Instructions to follow: Exactly as written, quote every line that follows, skipping the images.
[Start]
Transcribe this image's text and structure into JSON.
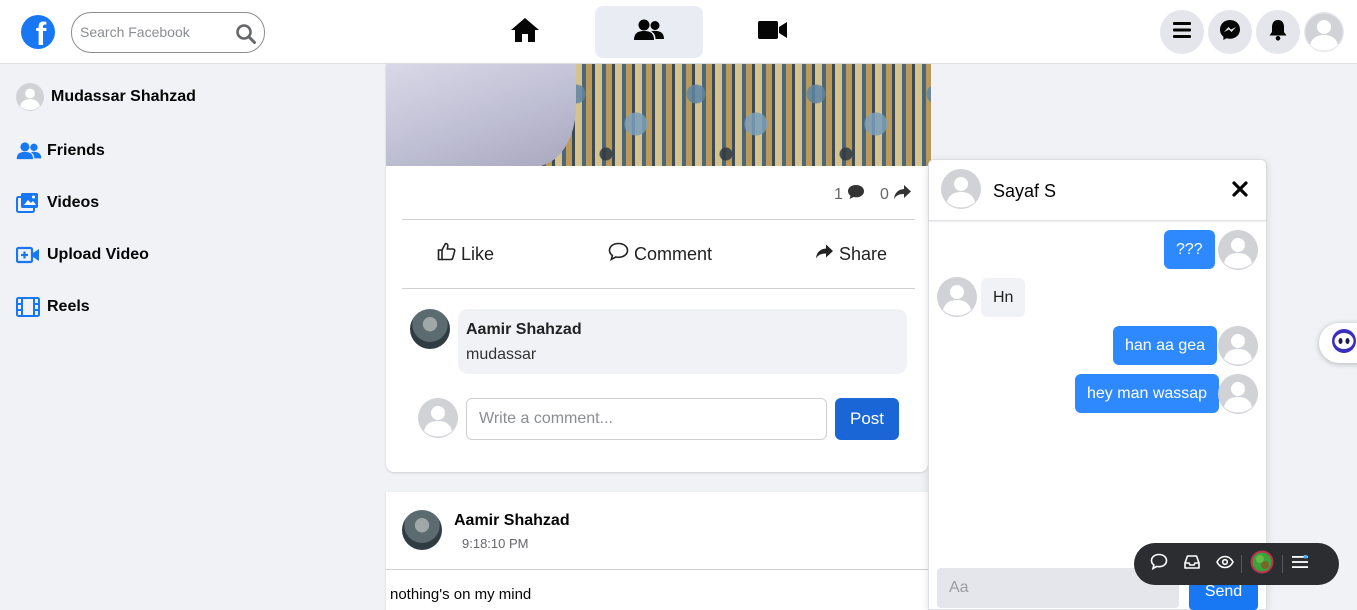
{
  "header": {
    "logo_letter": "f",
    "search_placeholder": "Search Facebook",
    "nav_tabs": [
      "home",
      "friends",
      "videos"
    ],
    "active_tab": "friends",
    "accent_color": "#1877f2"
  },
  "sidebar": {
    "profile_name": "Mudassar Shahzad",
    "items": [
      {
        "label": "Friends",
        "icon": "friends-icon"
      },
      {
        "label": "Videos",
        "icon": "videos-icon"
      },
      {
        "label": "Upload Video",
        "icon": "upload-video-icon"
      },
      {
        "label": "Reels",
        "icon": "reels-icon"
      }
    ]
  },
  "post": {
    "comment_count": "1",
    "share_count": "0",
    "actions": {
      "like": "Like",
      "comment": "Comment",
      "share": "Share"
    },
    "comment": {
      "author": "Aamir Shahzad",
      "text": "mudassar"
    },
    "comment_placeholder": "Write a comment...",
    "post_button": "Post"
  },
  "post2": {
    "author": "Aamir Shahzad",
    "time": "9:18:10 PM",
    "text": "nothing's on my mind"
  },
  "chat": {
    "contact_name": "Sayaf S",
    "messages": [
      {
        "direction": "out",
        "text": "???"
      },
      {
        "direction": "in",
        "text": "Hn"
      },
      {
        "direction": "out",
        "text": "han aa gea"
      },
      {
        "direction": "out",
        "text": "hey man wassap"
      }
    ],
    "input_placeholder": "Aa",
    "send_button": "Send",
    "outgoing_color": "#2e89ff"
  },
  "floating_toolbar": {
    "items": [
      "chat-bubble-icon",
      "inbox-icon",
      "eye-icon",
      "color-orb-icon",
      "menu-icon"
    ]
  }
}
[End]
Solution for this problem:
Transcribe this image's text and structure into JSON.
{
  "header": {
    "logo_letter": "f",
    "search_placeholder": "Search Facebook",
    "nav_tabs": [
      "home",
      "friends",
      "videos"
    ],
    "active_tab": "friends",
    "accent_color": "#1877f2"
  },
  "sidebar": {
    "profile_name": "Mudassar Shahzad",
    "items": [
      {
        "label": "Friends",
        "icon": "friends-icon"
      },
      {
        "label": "Videos",
        "icon": "videos-icon"
      },
      {
        "label": "Upload Video",
        "icon": "upload-video-icon"
      },
      {
        "label": "Reels",
        "icon": "reels-icon"
      }
    ]
  },
  "post": {
    "comment_count": "1",
    "share_count": "0",
    "actions": {
      "like": "Like",
      "comment": "Comment",
      "share": "Share"
    },
    "comment": {
      "author": "Aamir Shahzad",
      "text": "mudassar"
    },
    "comment_placeholder": "Write a comment...",
    "post_button": "Post"
  },
  "post2": {
    "author": "Aamir Shahzad",
    "time": "9:18:10 PM",
    "text": "nothing's on my mind"
  },
  "chat": {
    "contact_name": "Sayaf S",
    "messages": [
      {
        "direction": "out",
        "text": "???"
      },
      {
        "direction": "in",
        "text": "Hn"
      },
      {
        "direction": "out",
        "text": "han aa gea"
      },
      {
        "direction": "out",
        "text": "hey man wassap"
      }
    ],
    "input_placeholder": "Aa",
    "send_button": "Send",
    "outgoing_color": "#2e89ff"
  },
  "floating_toolbar": {
    "items": [
      "chat-bubble-icon",
      "inbox-icon",
      "eye-icon",
      "color-orb-icon",
      "menu-icon"
    ]
  }
}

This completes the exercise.